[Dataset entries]
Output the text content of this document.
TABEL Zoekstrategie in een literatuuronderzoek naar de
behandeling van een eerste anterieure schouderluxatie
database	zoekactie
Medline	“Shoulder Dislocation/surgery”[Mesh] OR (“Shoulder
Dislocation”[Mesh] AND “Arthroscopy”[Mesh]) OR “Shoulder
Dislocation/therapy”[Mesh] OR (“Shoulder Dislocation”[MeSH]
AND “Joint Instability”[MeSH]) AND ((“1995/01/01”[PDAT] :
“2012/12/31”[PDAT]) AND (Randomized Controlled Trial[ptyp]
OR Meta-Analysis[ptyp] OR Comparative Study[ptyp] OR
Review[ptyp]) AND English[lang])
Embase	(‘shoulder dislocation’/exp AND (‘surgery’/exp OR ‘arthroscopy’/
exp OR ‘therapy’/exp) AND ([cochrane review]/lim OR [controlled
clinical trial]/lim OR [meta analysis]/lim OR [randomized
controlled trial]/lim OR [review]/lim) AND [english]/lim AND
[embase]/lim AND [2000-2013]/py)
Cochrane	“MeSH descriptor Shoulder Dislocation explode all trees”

> **WHAT NEEDS TO BE DONE**:
Copy out every line of the data above, exactly as given.

> **SOLUTION BELOW**:
Output the text content of this document.
TABEL Zoekstrategie in een literatuuronderzoek naar de
behandeling van een eerste anterieure schouderluxatie
database	zoekactie
Medline	“Shoulder Dislocation/surgery”[Mesh] OR (“Shoulder
Dislocation”[Mesh] AND “Arthroscopy”[Mesh]) OR “Shoulder
Dislocation/therapy”[Mesh] OR (“Shoulder Dislocation”[MeSH]
AND “Joint Instability”[MeSH]) AND ((“1995/01/01”[PDAT] :
“2012/12/31”[PDAT]) AND (Randomized Controlled Trial[ptyp]
OR Meta-Analysis[ptyp] OR Comparative Study[ptyp] OR
Review[ptyp]) AND English[lang])
Embase	(‘shoulder dislocation’/exp AND (‘surgery’/exp OR ‘arthroscopy’/
exp OR ‘therapy’/exp) AND ([cochrane review]/lim OR [controlled
clinical trial]/lim OR [meta analysis]/lim OR [randomized
controlled trial]/lim OR [review]/lim) AND [english]/lim AND
[embase]/lim AND [2000-2013]/py)
Cochrane	“MeSH descriptor Shoulder Dislocation explode all trees”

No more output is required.